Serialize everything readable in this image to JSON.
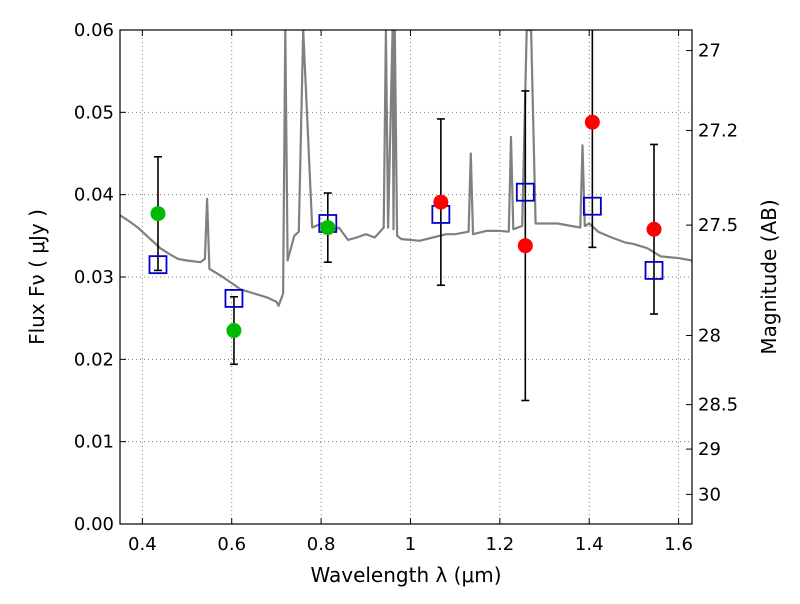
{
  "chart_data": {
    "type": "scatter",
    "xlabel": "Wavelength  λ (μm)",
    "ylabel": "Flux  Fν  ( μJy )",
    "y2label": "Magnitude (AB)",
    "xlim": [
      0.35,
      1.63
    ],
    "ylim": [
      0.0,
      0.06
    ],
    "grid": true,
    "x_ticks": [
      0.4,
      0.6,
      0.8,
      1.0,
      1.2,
      1.4,
      1.6
    ],
    "x_tick_labels": [
      "0.4",
      "0.6",
      "0.8",
      "1",
      "1.2",
      "1.4",
      "1.6"
    ],
    "y_ticks": [
      0.0,
      0.01,
      0.02,
      0.03,
      0.04,
      0.05,
      0.06
    ],
    "y_tick_labels": [
      "0.00",
      "0.01",
      "0.02",
      "0.03",
      "0.04",
      "0.05",
      "0.06"
    ],
    "y2_ticks": [
      {
        "label": "27",
        "flux": 0.0575
      },
      {
        "label": "27.2",
        "flux": 0.0478
      },
      {
        "label": "27.5",
        "flux": 0.0363
      },
      {
        "label": "28",
        "flux": 0.0229
      },
      {
        "label": "28.5",
        "flux": 0.0145
      },
      {
        "label": "29",
        "flux": 0.0091
      },
      {
        "label": "30",
        "flux": 0.0036
      }
    ],
    "colors": {
      "model": "#808080",
      "green_points": "#00bb00",
      "red_points": "#ff0000",
      "squares": "#0000cc",
      "errorbars": "#000000"
    },
    "series": [
      {
        "kind": "line",
        "x": [
          0.35,
          0.37,
          0.39,
          0.4,
          0.42,
          0.44,
          0.46,
          0.48,
          0.5,
          0.53,
          0.54,
          0.545,
          0.55,
          0.58,
          0.62,
          0.65,
          0.68,
          0.7,
          0.705,
          0.715,
          0.72,
          0.725,
          0.73,
          0.74,
          0.75,
          0.76,
          0.78,
          0.8,
          0.82,
          0.84,
          0.86,
          0.88,
          0.9,
          0.92,
          0.94,
          0.945,
          0.95,
          0.96,
          0.962,
          0.965,
          0.97,
          0.975,
          0.98,
          1.0,
          1.02,
          1.05,
          1.08,
          1.1,
          1.13,
          1.135,
          1.14,
          1.17,
          1.2,
          1.22,
          1.225,
          1.23,
          1.25,
          1.26,
          1.27,
          1.28,
          1.3,
          1.33,
          1.36,
          1.38,
          1.385,
          1.39,
          1.4,
          1.42,
          1.45,
          1.48,
          1.5,
          1.53,
          1.56,
          1.6,
          1.63
        ],
        "y": [
          0.0375,
          0.0368,
          0.036,
          0.0355,
          0.0345,
          0.0335,
          0.0328,
          0.0322,
          0.032,
          0.0318,
          0.0322,
          0.0395,
          0.031,
          0.03,
          0.0285,
          0.028,
          0.0275,
          0.027,
          0.0265,
          0.028,
          0.06,
          0.032,
          0.033,
          0.035,
          0.0355,
          0.06,
          0.036,
          0.0365,
          0.0355,
          0.036,
          0.0345,
          0.0348,
          0.0352,
          0.0348,
          0.036,
          0.06,
          0.036,
          0.06,
          0.0358,
          0.06,
          0.035,
          0.0348,
          0.0346,
          0.0345,
          0.0344,
          0.0348,
          0.0352,
          0.0352,
          0.0355,
          0.045,
          0.0352,
          0.0356,
          0.0356,
          0.0355,
          0.047,
          0.0358,
          0.0362,
          0.06,
          0.06,
          0.0365,
          0.0365,
          0.0365,
          0.0362,
          0.036,
          0.046,
          0.0362,
          0.0365,
          0.0355,
          0.0348,
          0.0342,
          0.034,
          0.0335,
          0.0325,
          0.0323,
          0.032
        ]
      },
      {
        "kind": "circle",
        "x": [
          0.435,
          0.605,
          0.815
        ],
        "y": [
          0.0377,
          0.0235,
          0.036
        ],
        "yerr": [
          0.0069,
          0.0041,
          0.0042
        ]
      },
      {
        "kind": "circle",
        "x": [
          1.068,
          1.257,
          1.407,
          1.545
        ],
        "y": [
          0.0391,
          0.0338,
          0.0488,
          0.0358
        ],
        "yerr": [
          0.0101,
          0.0188,
          0.0152,
          0.0103
        ]
      },
      {
        "kind": "square",
        "x": [
          0.435,
          0.605,
          0.815,
          1.068,
          1.257,
          1.407,
          1.545
        ],
        "y": [
          0.0315,
          0.0274,
          0.0365,
          0.0376,
          0.0403,
          0.0386,
          0.0308
        ]
      }
    ]
  }
}
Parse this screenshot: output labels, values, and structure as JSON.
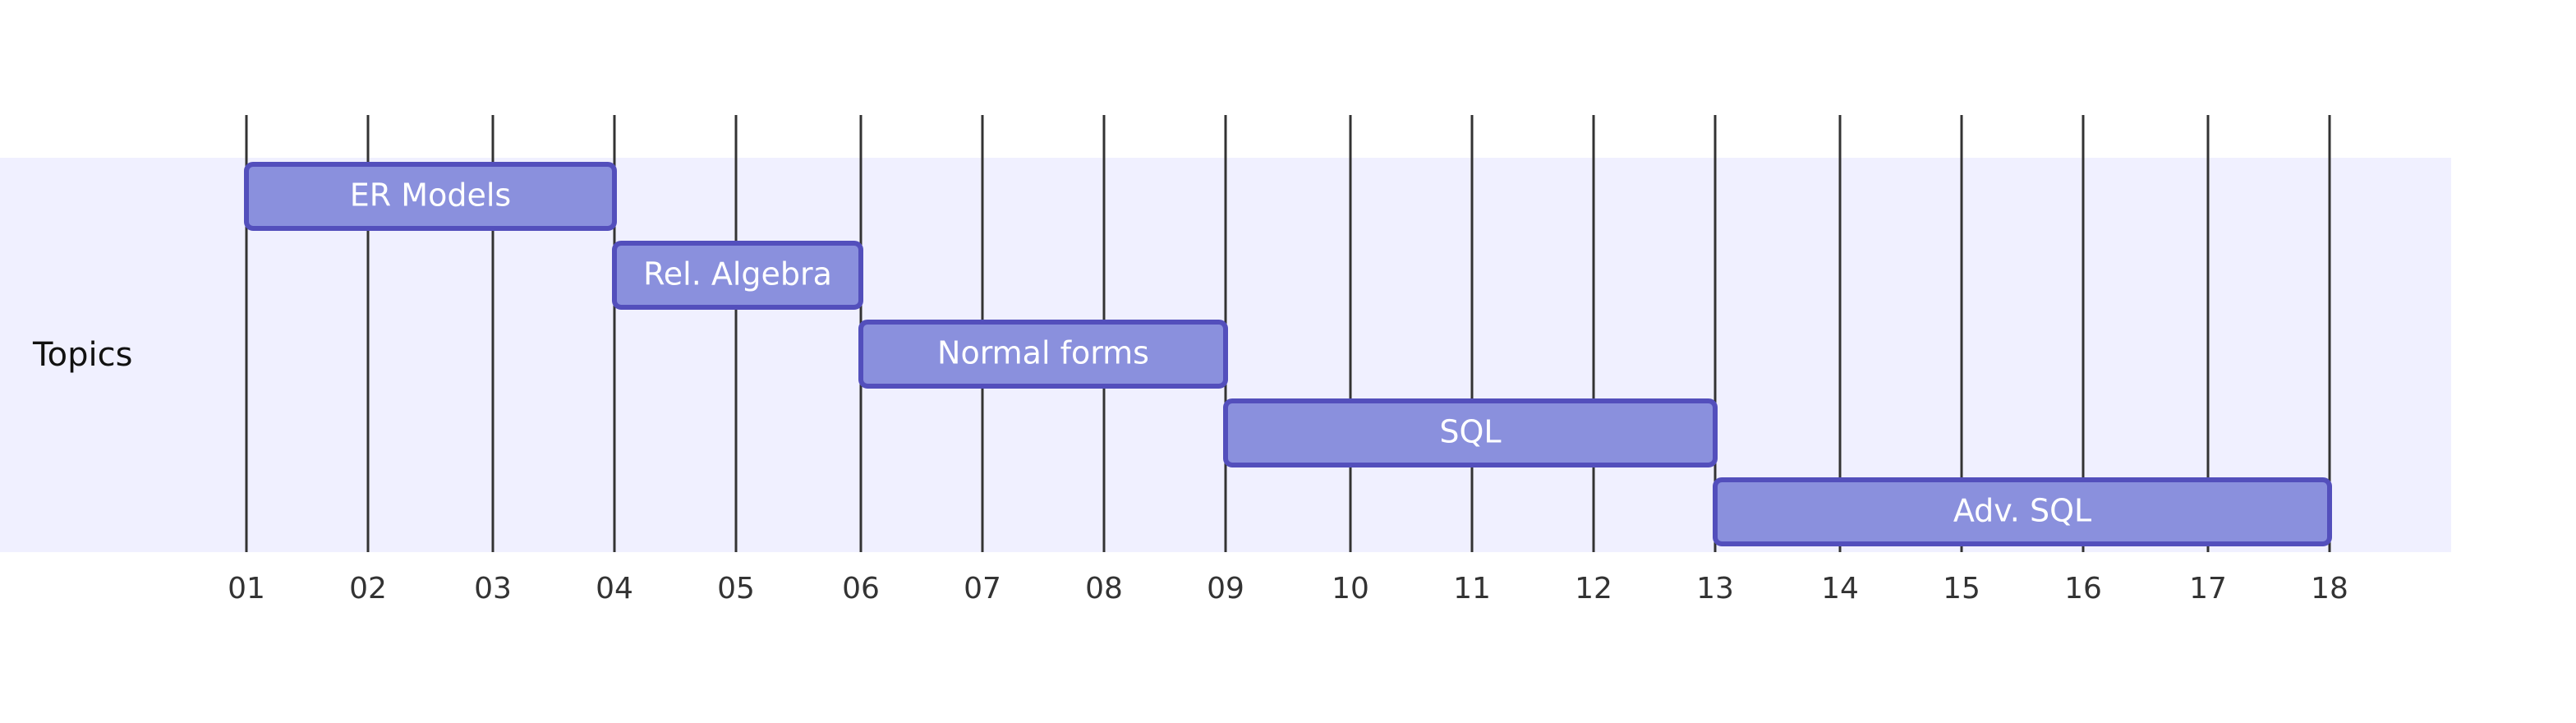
{
  "chart_data": {
    "type": "gantt",
    "x_ticks": [
      "01",
      "02",
      "03",
      "04",
      "05",
      "06",
      "07",
      "08",
      "09",
      "10",
      "11",
      "12",
      "13",
      "14",
      "15",
      "16",
      "17",
      "18"
    ],
    "sections": [
      {
        "label": "Topics",
        "tasks": [
          {
            "label": "ER Models",
            "start": 1,
            "end": 4
          },
          {
            "label": "Rel. Algebra",
            "start": 4,
            "end": 6
          },
          {
            "label": "Normal forms",
            "start": 6,
            "end": 9
          },
          {
            "label": "SQL",
            "start": 9,
            "end": 13
          },
          {
            "label": "Adv. SQL",
            "start": 13,
            "end": 18
          }
        ]
      }
    ],
    "colors": {
      "section_bg": "#f0f0ff",
      "bar_fill": "#8a90dd",
      "bar_stroke": "#534fbc",
      "grid": "#333333"
    }
  }
}
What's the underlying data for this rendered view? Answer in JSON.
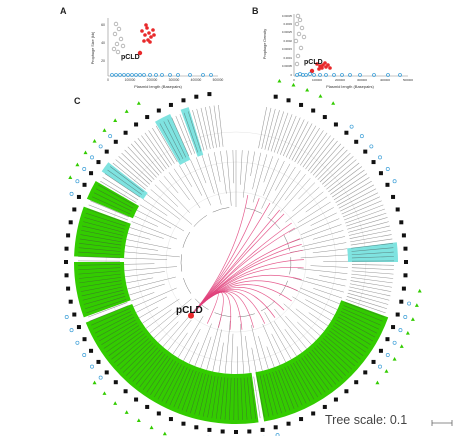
{
  "panels": {
    "a": {
      "label": "A",
      "xlabel": "Plasmid length (Basepairs)",
      "ylabel": "Prophage Size (kb)",
      "annotation": "pCLD",
      "yticks": [
        "60",
        "40",
        "20"
      ],
      "xticks": [
        "0",
        "100000",
        "200000",
        "300000",
        "400000",
        "500000"
      ]
    },
    "b": {
      "label": "B",
      "xlabel": "Plasmid length (Basepairs)",
      "ylabel": "Prophage Density",
      "annotation": "pCLD",
      "yticks": [
        "0.00035",
        "0.0003",
        "0.00025",
        "0.0002",
        "0.00015",
        "0.0001",
        "0.00005",
        "0"
      ],
      "xticks": [
        "0",
        "100000",
        "200000",
        "300000",
        "400000",
        "500000"
      ]
    },
    "c": {
      "label": "C",
      "annotation": "pCLD",
      "tree_scale": "Tree scale: 0.1"
    }
  },
  "colors": {
    "green": "#33cc00",
    "cyan": "#7fe3e0",
    "red": "#e8282a",
    "pink": "#e0407a",
    "grey": "#b5b5b5",
    "blue": "#3fa0d8",
    "black": "#111111"
  }
}
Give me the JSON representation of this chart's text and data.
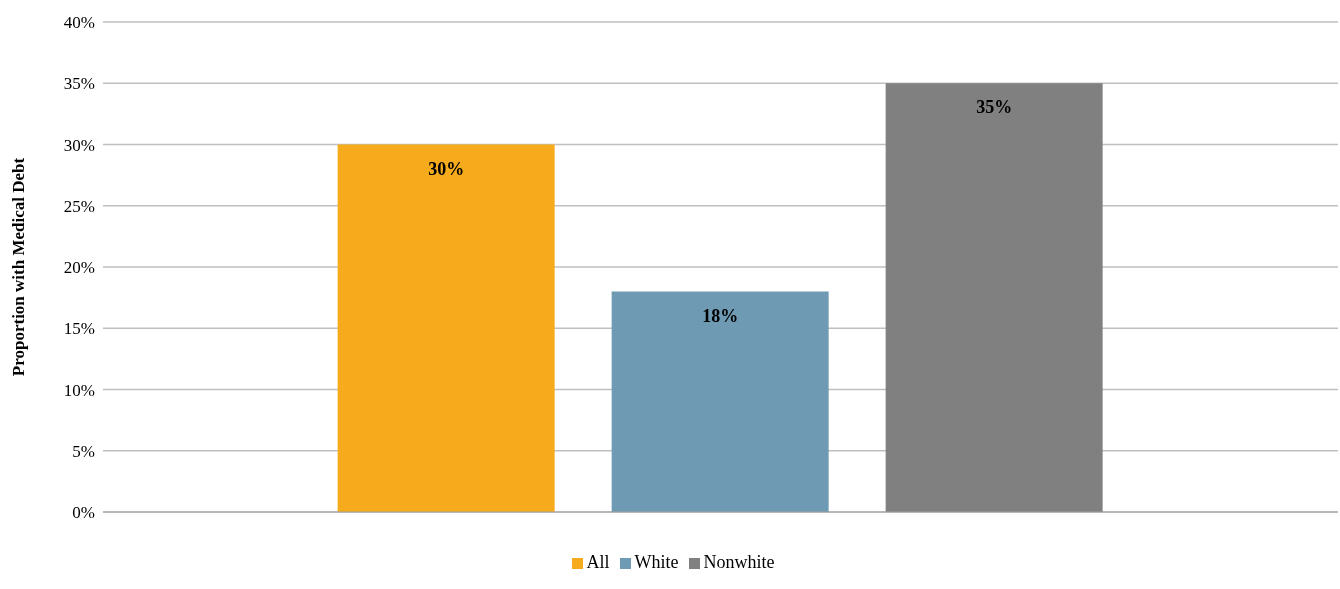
{
  "chart_data": {
    "type": "bar",
    "ylabel": "Proportion with Medical Debt",
    "categories": [
      null
    ],
    "series": [
      {
        "name": "All",
        "color": "#f5ab1b",
        "values": [
          30
        ],
        "value_labels": [
          "30%"
        ]
      },
      {
        "name": "White",
        "color": "#6f9ab3",
        "values": [
          18
        ],
        "value_labels": [
          "18%"
        ]
      },
      {
        "name": "Nonwhite",
        "color": "#808080",
        "values": [
          35
        ],
        "value_labels": [
          "35%"
        ]
      }
    ],
    "ylim": [
      0,
      40
    ],
    "yticks": [
      {
        "value": 0,
        "label": "0%"
      },
      {
        "value": 5,
        "label": "5%"
      },
      {
        "value": 10,
        "label": "10%"
      },
      {
        "value": 15,
        "label": "15%"
      },
      {
        "value": 20,
        "label": "20%"
      },
      {
        "value": 25,
        "label": "25%"
      },
      {
        "value": 30,
        "label": "30%"
      },
      {
        "value": 35,
        "label": "35%"
      },
      {
        "value": 40,
        "label": "40%"
      }
    ],
    "grid": "y",
    "legend": "bottom"
  }
}
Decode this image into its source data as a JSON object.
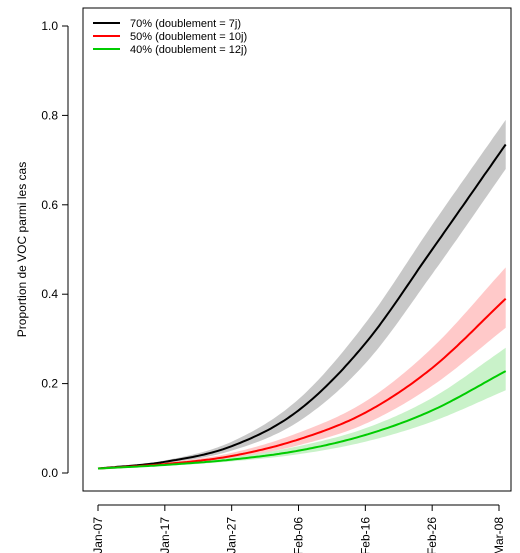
{
  "chart_data": {
    "type": "line",
    "title": "",
    "xlabel": "",
    "ylabel": "Proportion de VOC parmi les cas",
    "xlim": [
      "2021-01-07",
      "2021-03-09"
    ],
    "ylim": [
      0,
      1.0
    ],
    "y_ticks": [
      0.0,
      0.2,
      0.4,
      0.6,
      0.8,
      1.0
    ],
    "y_tick_labels": [
      "0.0",
      "0.2",
      "0.4",
      "0.6",
      "0.8",
      "1.0"
    ],
    "x_ticks": [
      "2021-01-07",
      "2021-01-17",
      "2021-01-27",
      "2021-02-06",
      "2021-02-16",
      "2021-02-26",
      "2021-03-08"
    ],
    "x_tick_labels": [
      "Jan-07",
      "Jan-17",
      "Jan-27",
      "Feb-06",
      "Feb-16",
      "Feb-26",
      "Mar-08"
    ],
    "grid": false,
    "legend_position": "top-left",
    "series": [
      {
        "name": "70% (doublement = 7j)",
        "color": "#000000",
        "band_color": "#bebebe",
        "x": [
          "2021-01-07",
          "2021-01-17",
          "2021-01-27",
          "2021-02-06",
          "2021-02-16",
          "2021-02-26",
          "2021-03-09"
        ],
        "y": [
          0.01,
          0.025,
          0.06,
          0.14,
          0.29,
          0.5,
          0.735
        ],
        "lower": [
          0.01,
          0.022,
          0.05,
          0.115,
          0.245,
          0.445,
          0.68
        ],
        "upper": [
          0.01,
          0.028,
          0.07,
          0.165,
          0.335,
          0.555,
          0.79
        ]
      },
      {
        "name": "50% (doublement = 10j)",
        "color": "#ff0000",
        "band_color": "#ffc0c0",
        "x": [
          "2021-01-07",
          "2021-01-17",
          "2021-01-27",
          "2021-02-06",
          "2021-02-16",
          "2021-02-26",
          "2021-03-09"
        ],
        "y": [
          0.01,
          0.02,
          0.038,
          0.075,
          0.135,
          0.235,
          0.39
        ],
        "lower": [
          0.01,
          0.018,
          0.033,
          0.062,
          0.11,
          0.195,
          0.325
        ],
        "upper": [
          0.01,
          0.023,
          0.045,
          0.09,
          0.16,
          0.28,
          0.46
        ]
      },
      {
        "name": "40% (doublement = 12j)",
        "color": "#00cc00",
        "band_color": "#c0f0c0",
        "x": [
          "2021-01-07",
          "2021-01-17",
          "2021-01-27",
          "2021-02-06",
          "2021-02-16",
          "2021-02-26",
          "2021-03-09"
        ],
        "y": [
          0.01,
          0.018,
          0.03,
          0.05,
          0.085,
          0.14,
          0.228
        ],
        "lower": [
          0.01,
          0.016,
          0.026,
          0.042,
          0.07,
          0.115,
          0.185
        ],
        "upper": [
          0.01,
          0.02,
          0.035,
          0.06,
          0.1,
          0.168,
          0.28
        ]
      }
    ]
  }
}
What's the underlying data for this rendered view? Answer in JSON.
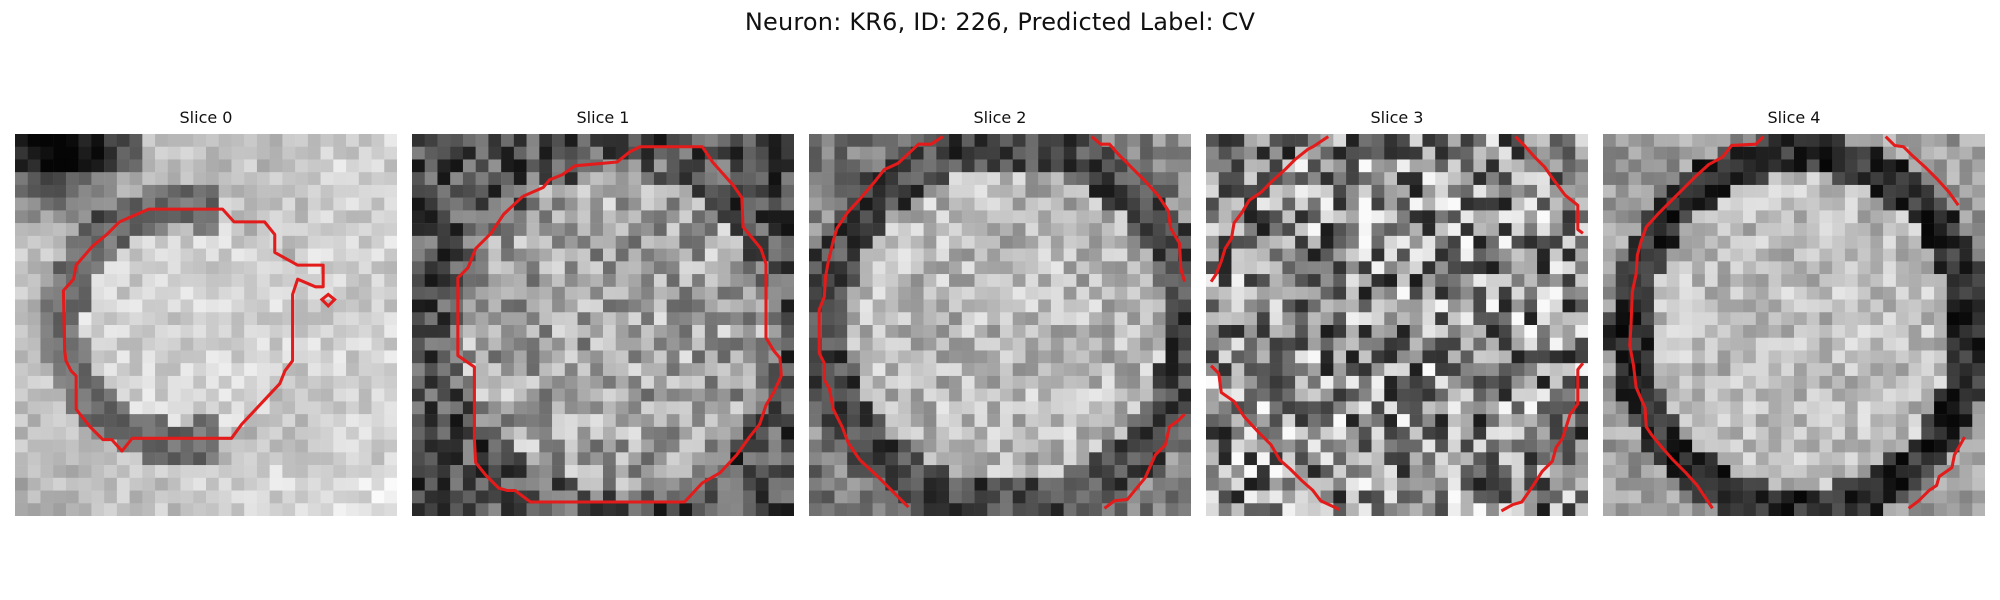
{
  "figure": {
    "suptitle": "Neuron: KR6, ID: 226, Predicted Label: CV"
  },
  "panels": [
    {
      "title": "Slice 0",
      "id": "slice-0"
    },
    {
      "title": "Slice 1",
      "id": "slice-1"
    },
    {
      "title": "Slice 2",
      "id": "slice-2"
    },
    {
      "title": "Slice 3",
      "id": "slice-3"
    },
    {
      "title": "Slice 4",
      "id": "slice-4"
    }
  ],
  "colors": {
    "contour": "#e31b1b",
    "background": "#ffffff"
  }
}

· · · · · · ·

## Aim of the task
Of the lines above, how many hold the string "Proportion"? Answer with only the number.

## Task answer
2